[start of DATASET EXTRACT]

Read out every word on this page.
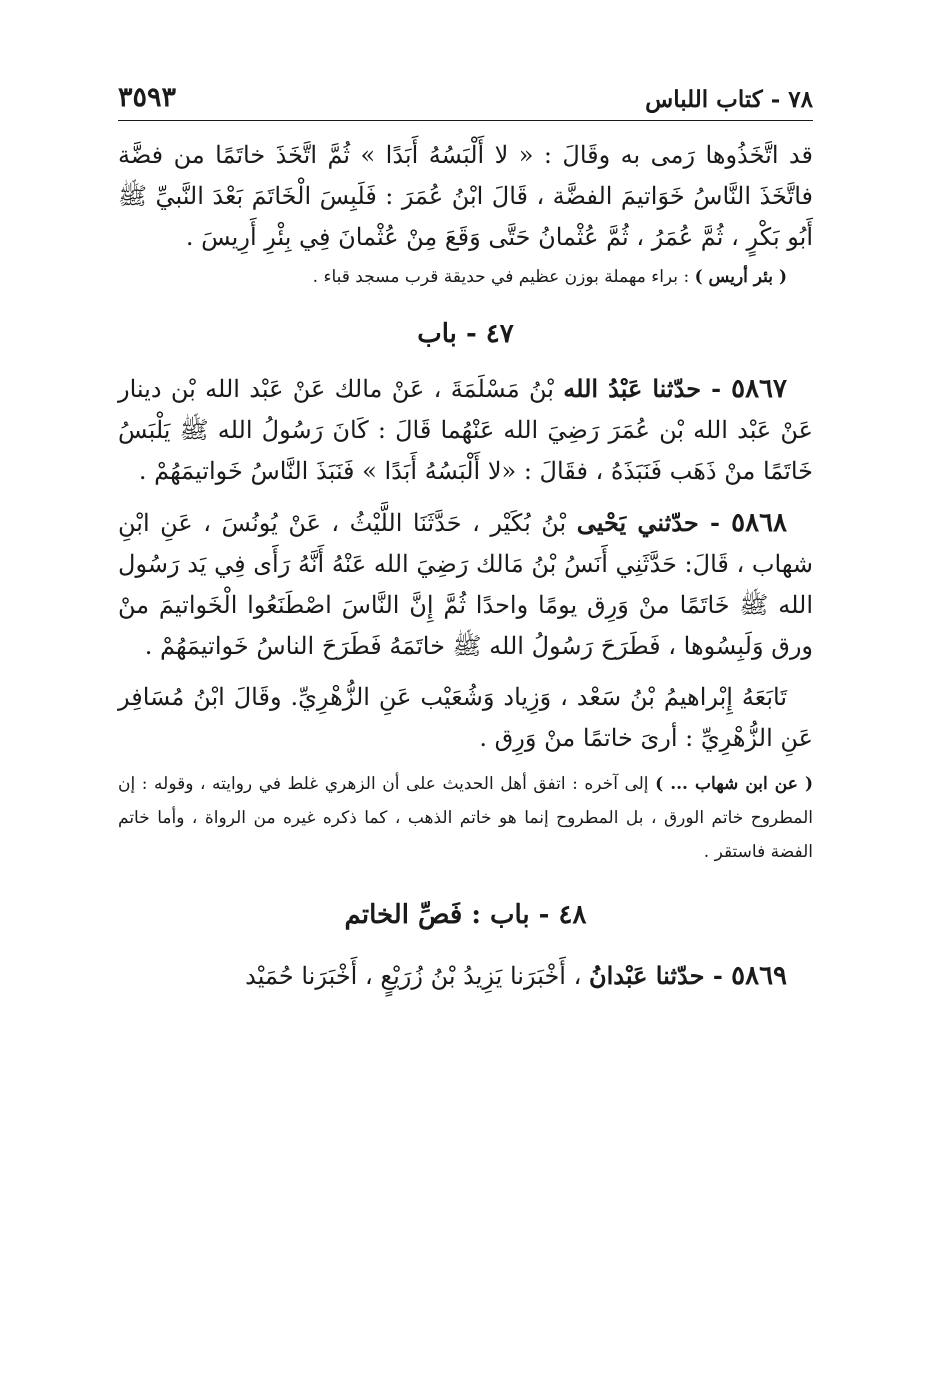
٧٨ - كتاب اللباس
٣٥٩٣

قد اتَّخَذُوها رَمى به وقَالَ : « لا أَلْبَسُهُ أَبَدًا » ثُمَّ اتَّخَذَ خاتَمًا من فضَّة فاتَّخَذَ النَّاسُ خَوَاتيمَ الفضَّة ، قَالَ ابْنُ عُمَرَ : فَلَبِسَ الْخَاتَمَ بَعْدَ النَّبيِّ ﷺ أَبُو بَكْرٍ ، ثُمَّ عُمَرُ ، ثُمَّ عُثْمانُ حَتَّى وَقَعَ مِنْ عُثْمانَ فِي بِئْرِ أَرِيسَ .

( بئر أريس ) : براء مهملة بوزن عظيم في حديقة قرب مسجد قباء .

٤٧ - باب

٥٨٦٧ - حدّثنا عَبْدُ الله بْنُ مَسْلَمَةَ ، عَنْ مالك عَنْ عَبْد الله بْن دينار عَنْ عَبْد الله بْن عُمَرَ رَضِيَ الله عَنْهُما قَالَ : كَانَ رَسُولُ الله ﷺ يَلْبَسُ خَاتَمًا منْ ذَهَب فَنَبَذَهُ ، فقَالَ : «لا أَلْبَسُهُ أَبَدًا » فَنَبَذَ النَّاسُ خَواتيمَهُمْ .

٥٨٦٨ - حدّثني يَحْيى بْنُ بُكَيْر ، حَدَّثَنَا اللَّيْثُ ، عَنْ يُونُسَ ، عَنِ ابْنِ شهاب ، قَالَ: حَدَّثَنِي أَنَسُ بْنُ مَالك رَضِيَ الله عَنْهُ أَنَّهُ رَأَى فِي يَد رَسُول الله ﷺ خَاتَمًا منْ وَرِق يومًا واحدًا ثُمَّ إِنَّ النَّاسَ اصْطَنَعُوا الْخَواتيمَ منْ ورق وَلَبِسُوها ، فَطَرَحَ رَسُولُ الله ﷺ خاتَمَهُ فَطَرَحَ الناسُ خَواتيمَهُمْ .

تَابَعَهُ إِبْراهيمُ بْنُ سَعْد ، وَزِياد وَشُعَيْب عَنِ الزُّهْرِيِّ. وقَالَ ابْنُ مُسَافِر عَنِ الزُّهْرِيِّ : أرىَ خاتمًا منْ وَرِق .

( عن ابن شهاب ... ) إلى آخره : اتفق أهل الحديث على أن الزهري غلط في روايته ، وقوله : إن المطروح خاتم الورق ، بل المطروح إنما هو خاتم الذهب ، كما ذكره غيره من الرواة ، وأما خاتم الفضة فاستقر .

٤٨ - باب : فَصِّ الخاتم

٥٨٦٩ - حدّثنا عَبْدانُ ، أَخْبَرَنا يَزِيدُ بْنُ زُرَيْعٍ ، أَخْبَرَنا حُمَيْد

[end of DATASET EXTRACT]

**WHAT TO WORK ON:** Write out the records above exactly as they appear, leaving out any pictures.

**RESPONSE:**
Read out every word on this page.
٧٨ - كتاب اللباس
٣٥٩٣

قد اتَّخَذُوها رَمى به وقَالَ : « لا أَلْبَسُهُ أَبَدًا » ثُمَّ اتَّخَذَ خاتَمًا من فضَّة فاتَّخَذَ النَّاسُ خَوَاتيمَ الفضَّة ، قَالَ ابْنُ عُمَرَ : فَلَبِسَ الْخَاتَمَ بَعْدَ النَّبيِّ ﷺ أَبُو بَكْرٍ ، ثُمَّ عُمَرُ ، ثُمَّ عُثْمانُ حَتَّى وَقَعَ مِنْ عُثْمانَ فِي بِئْرِ أَرِيسَ .

( بئر أريس ) : براء مهملة بوزن عظيم في حديقة قرب مسجد قباء .

٤٧ - باب

٥٨٦٧ - حدّثنا عَبْدُ الله بْنُ مَسْلَمَةَ ، عَنْ مالك عَنْ عَبْد الله بْن دينار عَنْ عَبْد الله بْن عُمَرَ رَضِيَ الله عَنْهُما قَالَ : كَانَ رَسُولُ الله ﷺ يَلْبَسُ خَاتَمًا منْ ذَهَب فَنَبَذَهُ ، فقَالَ : «لا أَلْبَسُهُ أَبَدًا » فَنَبَذَ النَّاسُ خَواتيمَهُمْ .

٥٨٦٨ - حدّثني يَحْيى بْنُ بُكَيْر ، حَدَّثَنَا اللَّيْثُ ، عَنْ يُونُسَ ، عَنِ ابْنِ شهاب ، قَالَ: حَدَّثَنِي أَنَسُ بْنُ مَالك رَضِيَ الله عَنْهُ أَنَّهُ رَأَى فِي يَد رَسُول الله ﷺ خَاتَمًا منْ وَرِق يومًا واحدًا ثُمَّ إِنَّ النَّاسَ اصْطَنَعُوا الْخَواتيمَ منْ ورق وَلَبِسُوها ، فَطَرَحَ رَسُولُ الله ﷺ خاتَمَهُ فَطَرَحَ الناسُ خَواتيمَهُمْ .

تَابَعَهُ إِبْراهيمُ بْنُ سَعْد ، وَزِياد وَشُعَيْب عَنِ الزُّهْرِيِّ. وقَالَ ابْنُ مُسَافِر عَنِ الزُّهْرِيِّ : أرىَ خاتمًا منْ وَرِق .

( عن ابن شهاب ... ) إلى آخره : اتفق أهل الحديث على أن الزهري غلط في روايته ، وقوله : إن المطروح خاتم الورق ، بل المطروح إنما هو خاتم الذهب ، كما ذكره غيره من الرواة ، وأما خاتم الفضة فاستقر .

٤٨ - باب : فَصِّ الخاتم

٥٨٦٩ - حدّثنا عَبْدانُ ، أَخْبَرَنا يَزِيدُ بْنُ زُرَيْعٍ ، أَخْبَرَنا حُمَيْد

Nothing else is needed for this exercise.